# [WHAT IS NEEDED]
Every entry below should be repeated exactly; the pictures should not.

Figure collection entries:
══════════════════════════════
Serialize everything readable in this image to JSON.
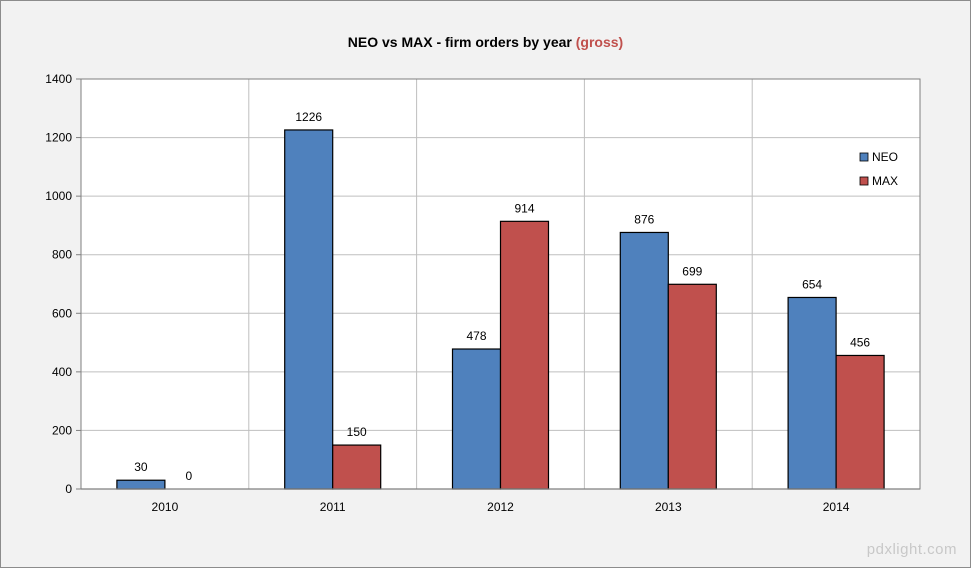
{
  "chart_data": {
    "type": "bar",
    "title": "NEO vs MAX - firm orders by year",
    "title_highlight": "(gross)",
    "categories": [
      "2010",
      "2011",
      "2012",
      "2013",
      "2014"
    ],
    "series": [
      {
        "name": "NEO",
        "color": "#4f81bd",
        "values": [
          30,
          1226,
          478,
          876,
          654
        ]
      },
      {
        "name": "MAX",
        "color": "#c0504d",
        "values": [
          0,
          150,
          914,
          699,
          456
        ]
      }
    ],
    "xlabel": "",
    "ylabel": "",
    "ylim": [
      0,
      1400
    ],
    "yticks": [
      0,
      200,
      400,
      600,
      800,
      1000,
      1200,
      1400
    ],
    "grid": true,
    "legend_position": "right",
    "plot_background": "#ffffff",
    "page_background": "#f2f2f2"
  },
  "watermark": "pdxlight.com"
}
══════════════════════════════
# [WRITTEN RESPONSE]
Serialize everything readable in this image to JSON.
{
  "chart_data": {
    "type": "bar",
    "title": "NEO vs MAX - firm orders by year",
    "title_highlight": "(gross)",
    "categories": [
      "2010",
      "2011",
      "2012",
      "2013",
      "2014"
    ],
    "series": [
      {
        "name": "NEO",
        "color": "#4f81bd",
        "values": [
          30,
          1226,
          478,
          876,
          654
        ]
      },
      {
        "name": "MAX",
        "color": "#c0504d",
        "values": [
          0,
          150,
          914,
          699,
          456
        ]
      }
    ],
    "xlabel": "",
    "ylabel": "",
    "ylim": [
      0,
      1400
    ],
    "yticks": [
      0,
      200,
      400,
      600,
      800,
      1000,
      1200,
      1400
    ],
    "grid": true,
    "legend_position": "right",
    "plot_background": "#ffffff",
    "page_background": "#f2f2f2"
  },
  "watermark": "pdxlight.com"
}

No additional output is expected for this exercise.